── EXERCISE DATA
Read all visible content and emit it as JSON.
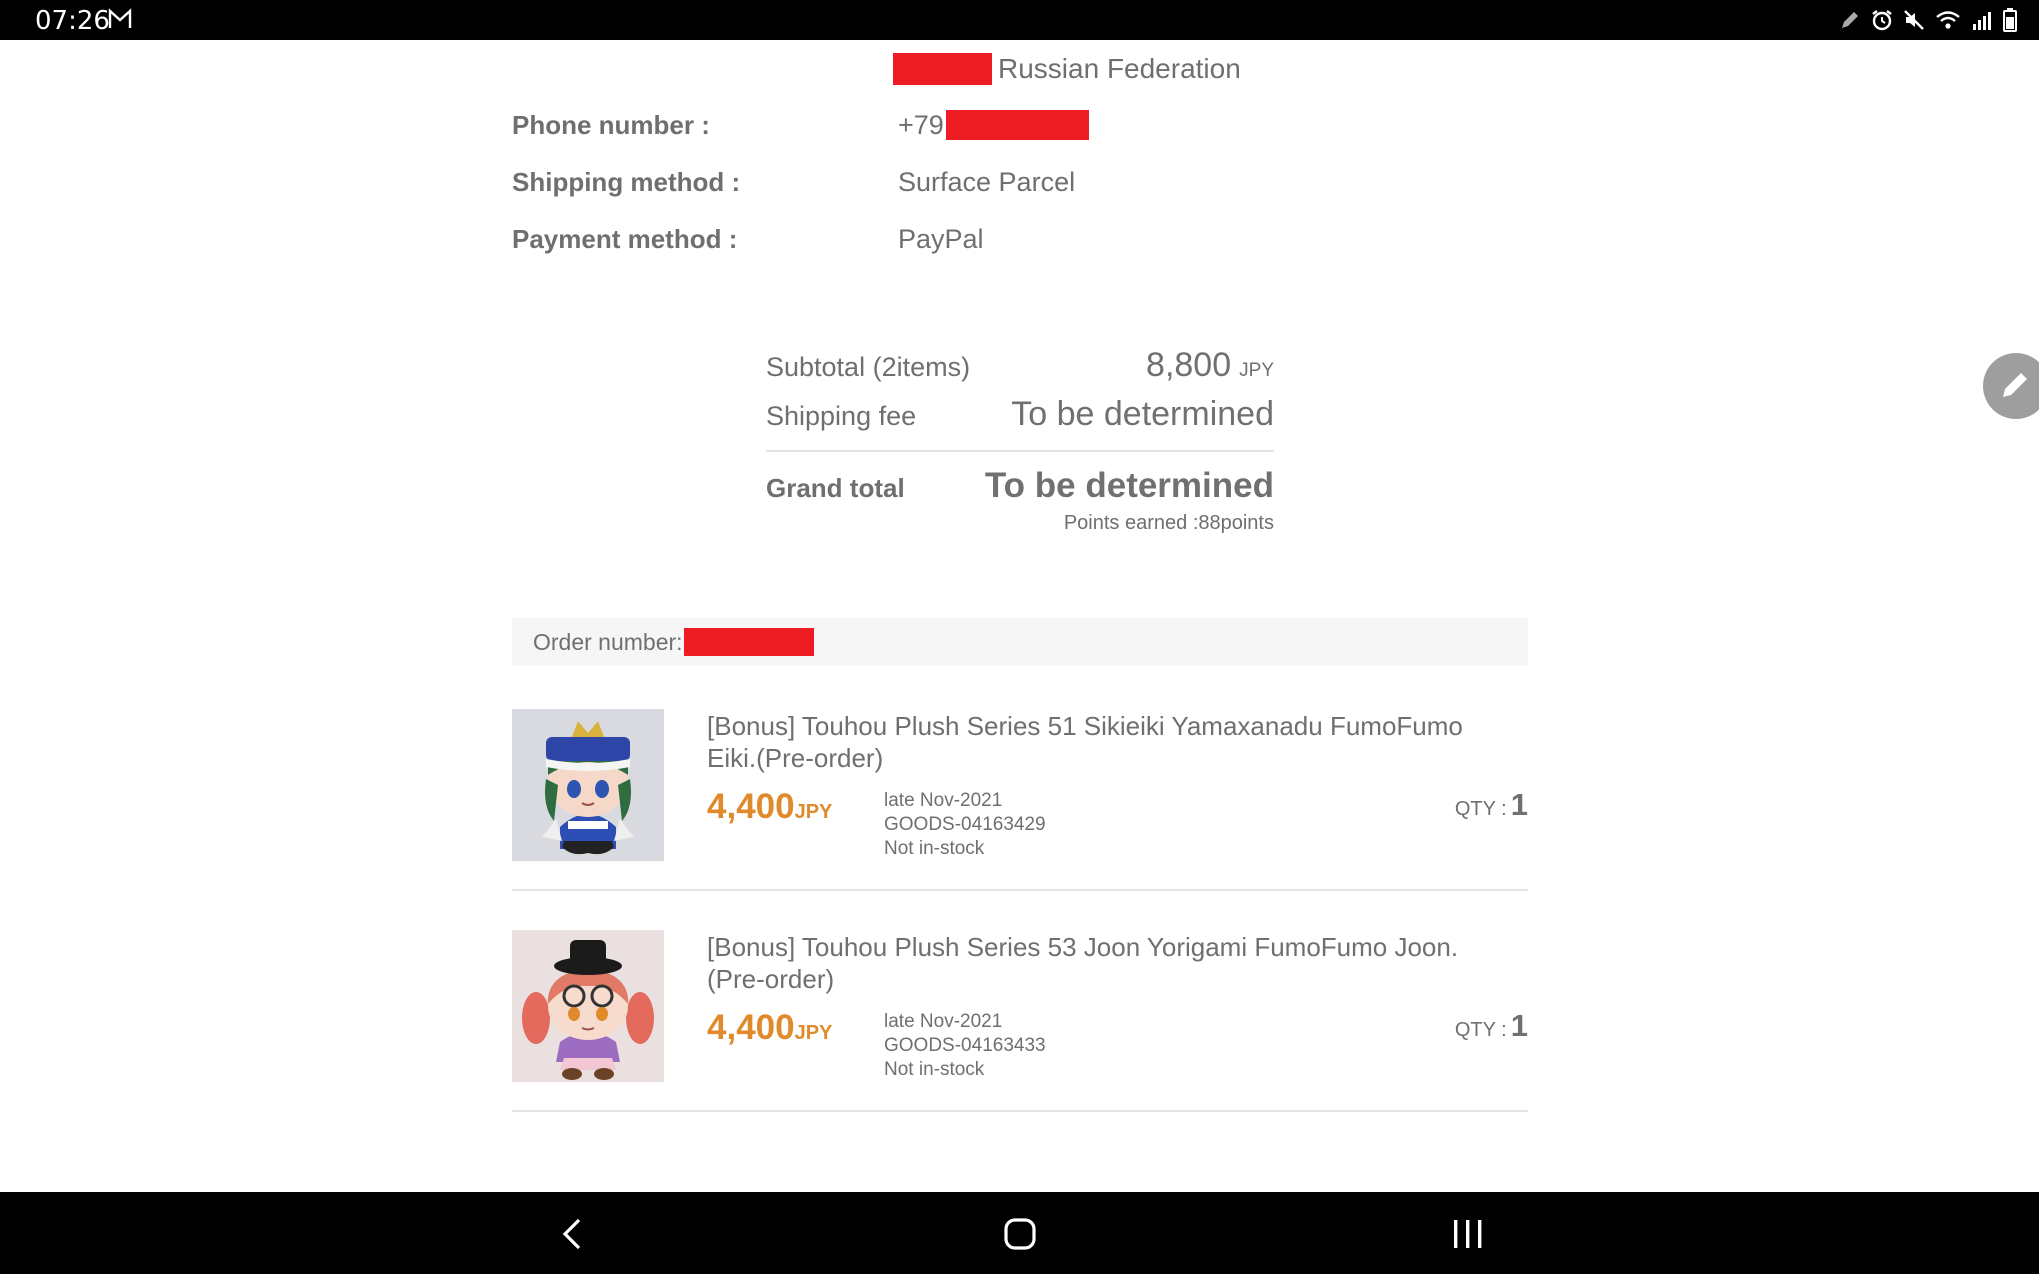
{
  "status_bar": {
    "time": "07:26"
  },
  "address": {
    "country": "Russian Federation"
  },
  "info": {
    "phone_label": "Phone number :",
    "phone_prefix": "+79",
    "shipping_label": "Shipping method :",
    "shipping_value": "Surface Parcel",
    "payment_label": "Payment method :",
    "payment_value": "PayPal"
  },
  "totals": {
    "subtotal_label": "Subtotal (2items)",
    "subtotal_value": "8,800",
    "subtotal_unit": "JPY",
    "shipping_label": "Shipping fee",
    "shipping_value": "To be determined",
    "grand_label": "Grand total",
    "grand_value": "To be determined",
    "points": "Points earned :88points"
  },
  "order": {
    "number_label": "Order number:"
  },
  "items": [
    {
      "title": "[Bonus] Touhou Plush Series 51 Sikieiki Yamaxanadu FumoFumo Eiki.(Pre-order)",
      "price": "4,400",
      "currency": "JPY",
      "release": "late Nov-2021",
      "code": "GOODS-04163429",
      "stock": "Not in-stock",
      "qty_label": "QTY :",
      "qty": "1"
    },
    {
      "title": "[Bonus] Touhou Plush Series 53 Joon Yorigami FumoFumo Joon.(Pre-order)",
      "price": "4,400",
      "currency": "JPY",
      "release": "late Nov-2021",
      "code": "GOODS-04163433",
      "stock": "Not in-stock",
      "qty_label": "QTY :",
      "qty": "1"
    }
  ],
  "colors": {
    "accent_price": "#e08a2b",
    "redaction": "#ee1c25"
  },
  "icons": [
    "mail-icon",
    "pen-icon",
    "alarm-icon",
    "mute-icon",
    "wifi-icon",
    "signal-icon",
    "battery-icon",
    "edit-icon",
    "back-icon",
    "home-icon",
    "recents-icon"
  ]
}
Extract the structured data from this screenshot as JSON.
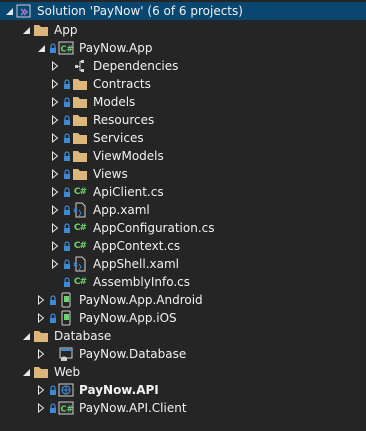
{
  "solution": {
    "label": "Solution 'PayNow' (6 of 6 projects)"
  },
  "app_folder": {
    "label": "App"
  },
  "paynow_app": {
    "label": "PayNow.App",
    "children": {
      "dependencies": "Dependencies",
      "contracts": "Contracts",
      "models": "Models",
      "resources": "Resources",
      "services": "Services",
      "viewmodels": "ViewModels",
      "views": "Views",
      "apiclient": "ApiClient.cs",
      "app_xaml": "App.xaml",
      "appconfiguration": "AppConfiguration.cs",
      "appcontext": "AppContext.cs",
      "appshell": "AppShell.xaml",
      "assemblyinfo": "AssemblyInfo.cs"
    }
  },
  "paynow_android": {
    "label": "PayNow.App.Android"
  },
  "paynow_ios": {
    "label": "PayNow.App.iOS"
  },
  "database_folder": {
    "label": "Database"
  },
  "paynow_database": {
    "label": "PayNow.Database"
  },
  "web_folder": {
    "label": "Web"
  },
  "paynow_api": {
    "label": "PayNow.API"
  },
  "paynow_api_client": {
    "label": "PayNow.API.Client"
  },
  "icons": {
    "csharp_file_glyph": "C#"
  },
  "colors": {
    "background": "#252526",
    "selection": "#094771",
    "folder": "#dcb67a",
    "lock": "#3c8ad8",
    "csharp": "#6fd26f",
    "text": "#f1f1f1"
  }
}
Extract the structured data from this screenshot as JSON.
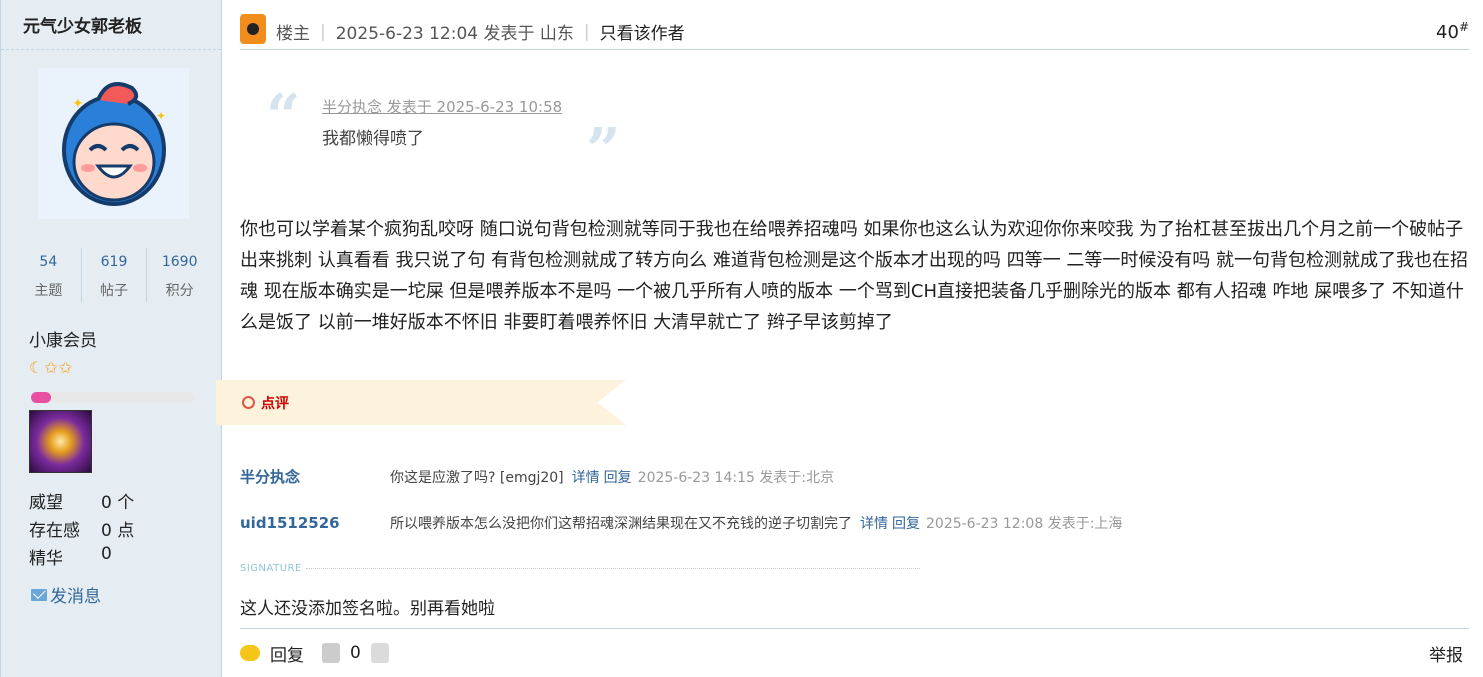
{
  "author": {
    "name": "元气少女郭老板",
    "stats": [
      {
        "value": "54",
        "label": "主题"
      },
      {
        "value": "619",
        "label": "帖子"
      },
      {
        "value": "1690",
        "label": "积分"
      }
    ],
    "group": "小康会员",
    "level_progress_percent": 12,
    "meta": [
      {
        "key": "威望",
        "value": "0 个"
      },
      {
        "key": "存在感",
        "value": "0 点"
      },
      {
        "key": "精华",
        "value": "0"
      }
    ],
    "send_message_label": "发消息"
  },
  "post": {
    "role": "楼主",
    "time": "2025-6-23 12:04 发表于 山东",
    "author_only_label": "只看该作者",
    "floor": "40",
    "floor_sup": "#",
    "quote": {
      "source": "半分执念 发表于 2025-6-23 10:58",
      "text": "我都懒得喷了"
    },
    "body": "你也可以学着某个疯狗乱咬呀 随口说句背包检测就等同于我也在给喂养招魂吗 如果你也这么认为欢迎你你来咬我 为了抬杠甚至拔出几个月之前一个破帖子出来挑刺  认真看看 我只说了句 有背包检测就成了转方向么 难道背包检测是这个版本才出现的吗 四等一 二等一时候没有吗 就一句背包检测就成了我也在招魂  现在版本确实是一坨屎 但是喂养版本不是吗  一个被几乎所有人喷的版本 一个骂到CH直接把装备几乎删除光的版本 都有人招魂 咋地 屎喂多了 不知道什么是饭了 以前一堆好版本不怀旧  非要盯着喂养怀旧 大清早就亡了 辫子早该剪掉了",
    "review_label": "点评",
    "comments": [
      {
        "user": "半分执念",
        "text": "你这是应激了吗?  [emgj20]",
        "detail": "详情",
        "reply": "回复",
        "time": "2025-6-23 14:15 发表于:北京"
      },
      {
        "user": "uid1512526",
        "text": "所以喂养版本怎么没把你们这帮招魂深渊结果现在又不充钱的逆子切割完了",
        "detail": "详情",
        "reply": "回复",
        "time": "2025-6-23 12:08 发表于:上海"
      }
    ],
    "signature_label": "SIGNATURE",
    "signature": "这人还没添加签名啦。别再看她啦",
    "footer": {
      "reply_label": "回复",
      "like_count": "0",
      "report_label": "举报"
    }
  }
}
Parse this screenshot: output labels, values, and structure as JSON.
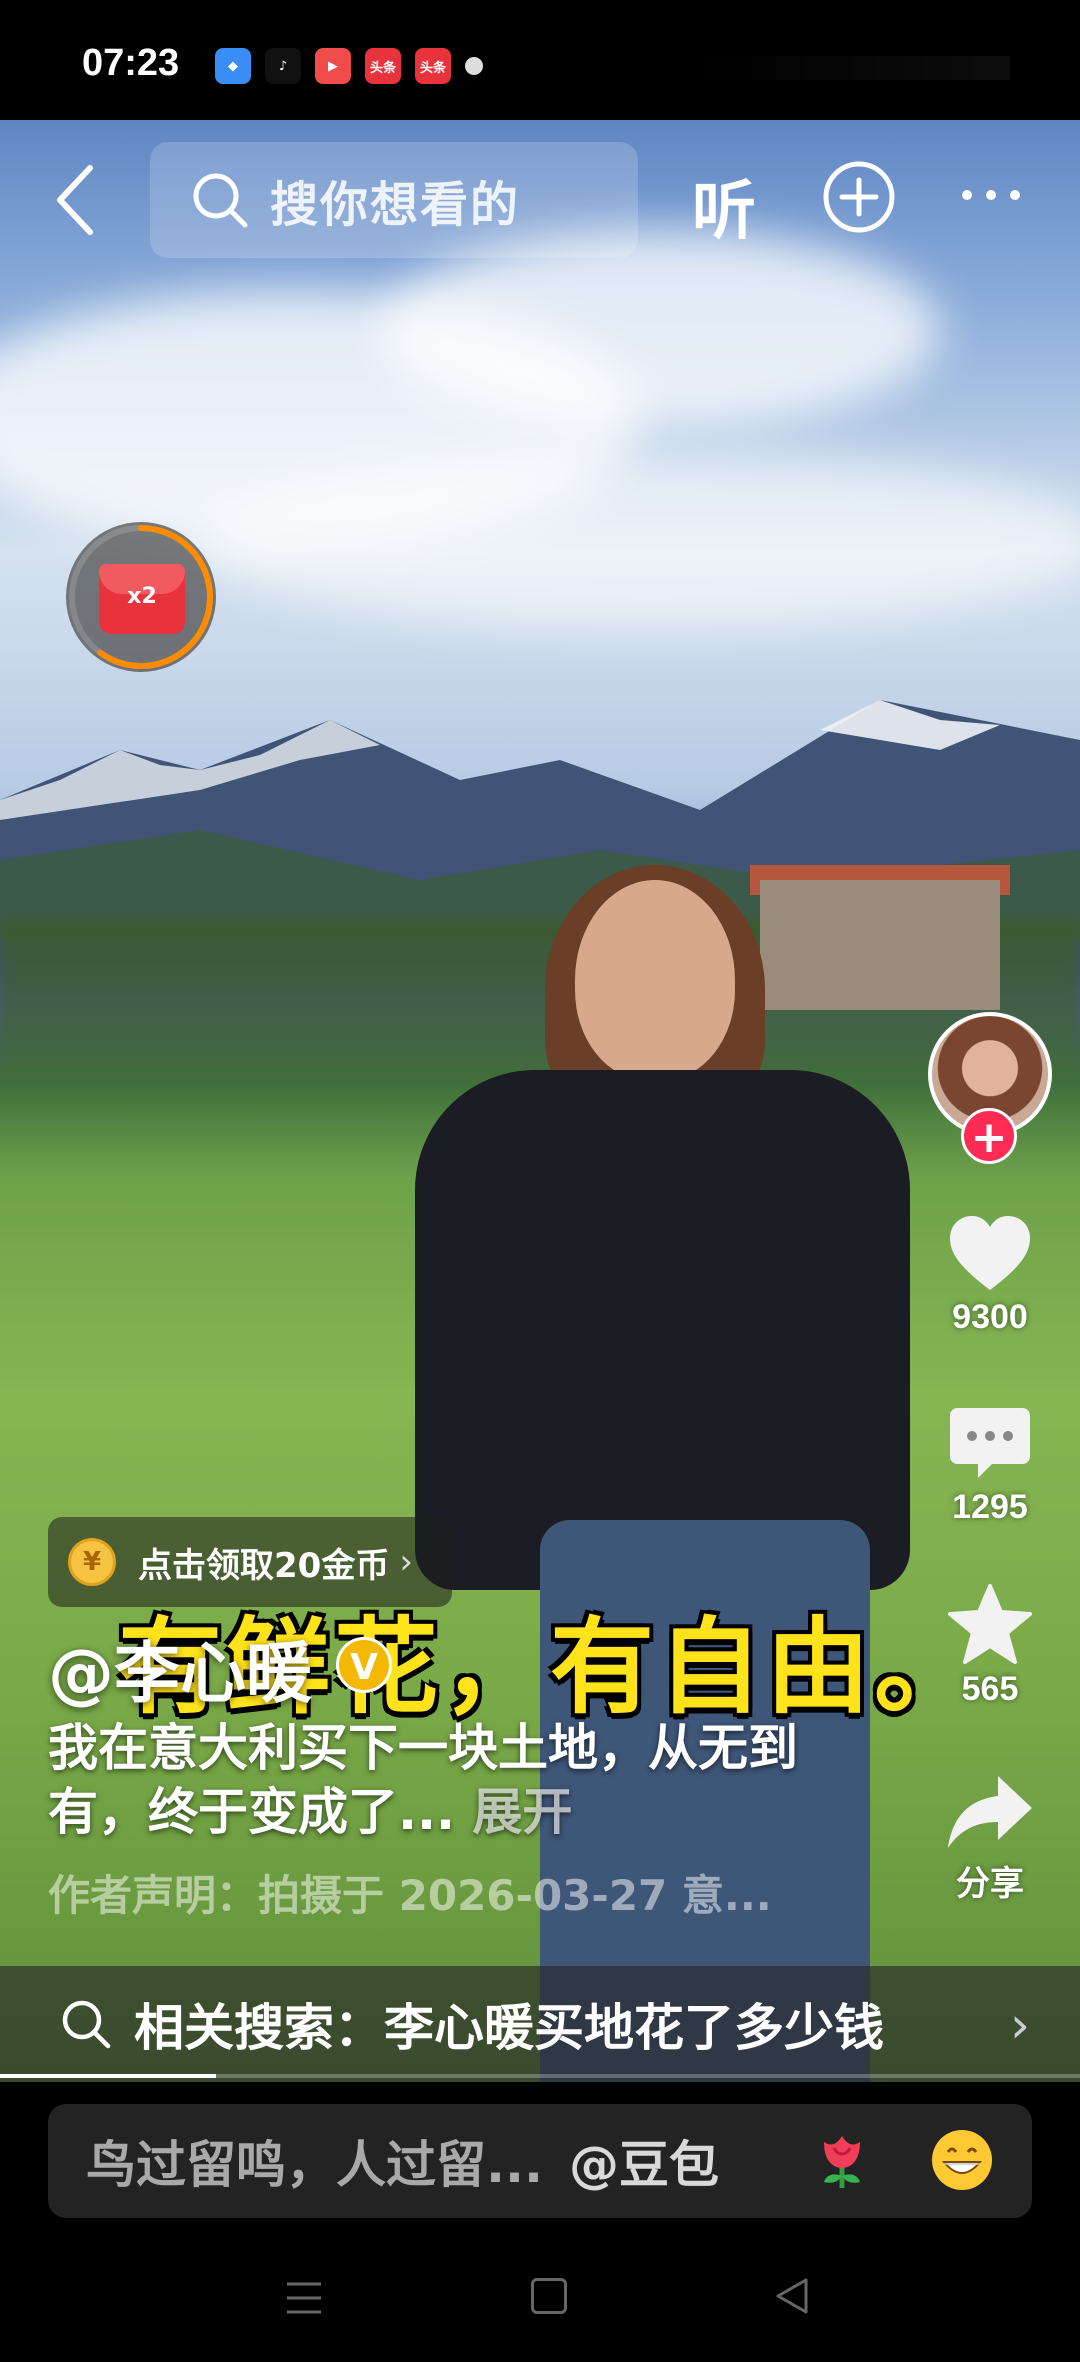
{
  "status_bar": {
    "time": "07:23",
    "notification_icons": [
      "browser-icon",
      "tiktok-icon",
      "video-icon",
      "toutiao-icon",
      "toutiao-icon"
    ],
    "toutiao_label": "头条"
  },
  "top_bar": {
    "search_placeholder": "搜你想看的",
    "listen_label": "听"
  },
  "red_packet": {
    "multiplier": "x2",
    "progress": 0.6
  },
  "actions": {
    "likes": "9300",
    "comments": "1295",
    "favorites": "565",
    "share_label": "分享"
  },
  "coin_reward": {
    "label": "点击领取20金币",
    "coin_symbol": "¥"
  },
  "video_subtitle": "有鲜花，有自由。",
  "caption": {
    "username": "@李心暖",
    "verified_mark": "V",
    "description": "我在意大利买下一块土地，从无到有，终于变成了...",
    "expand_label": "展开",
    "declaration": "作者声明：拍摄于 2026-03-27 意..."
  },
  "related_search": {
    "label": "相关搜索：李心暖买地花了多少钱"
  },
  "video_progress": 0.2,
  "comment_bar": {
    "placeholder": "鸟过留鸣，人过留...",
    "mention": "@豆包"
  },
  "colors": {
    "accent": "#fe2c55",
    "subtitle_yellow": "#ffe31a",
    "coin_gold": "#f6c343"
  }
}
────
REQUIREMENT |
Restate verbatim the lines running from the line with "Parse this screenshot: output" through the end of the material; both ends count, and images are omitted.

TASK OUTPUT |
Parse this screenshot: output labels, values, and structure as JSON.
{
  "status_bar": {
    "time": "07:23",
    "notification_icons": [
      "browser-icon",
      "tiktok-icon",
      "video-icon",
      "toutiao-icon",
      "toutiao-icon"
    ],
    "toutiao_label": "头条"
  },
  "top_bar": {
    "search_placeholder": "搜你想看的",
    "listen_label": "听"
  },
  "red_packet": {
    "multiplier": "x2",
    "progress": 0.6
  },
  "actions": {
    "likes": "9300",
    "comments": "1295",
    "favorites": "565",
    "share_label": "分享"
  },
  "coin_reward": {
    "label": "点击领取20金币",
    "coin_symbol": "¥"
  },
  "video_subtitle": "有鲜花，有自由。",
  "caption": {
    "username": "@李心暖",
    "verified_mark": "V",
    "description": "我在意大利买下一块土地，从无到有，终于变成了...",
    "expand_label": "展开",
    "declaration": "作者声明：拍摄于 2026-03-27 意..."
  },
  "related_search": {
    "label": "相关搜索：李心暖买地花了多少钱"
  },
  "video_progress": 0.2,
  "comment_bar": {
    "placeholder": "鸟过留鸣，人过留...",
    "mention": "@豆包"
  },
  "colors": {
    "accent": "#fe2c55",
    "subtitle_yellow": "#ffe31a",
    "coin_gold": "#f6c343"
  }
}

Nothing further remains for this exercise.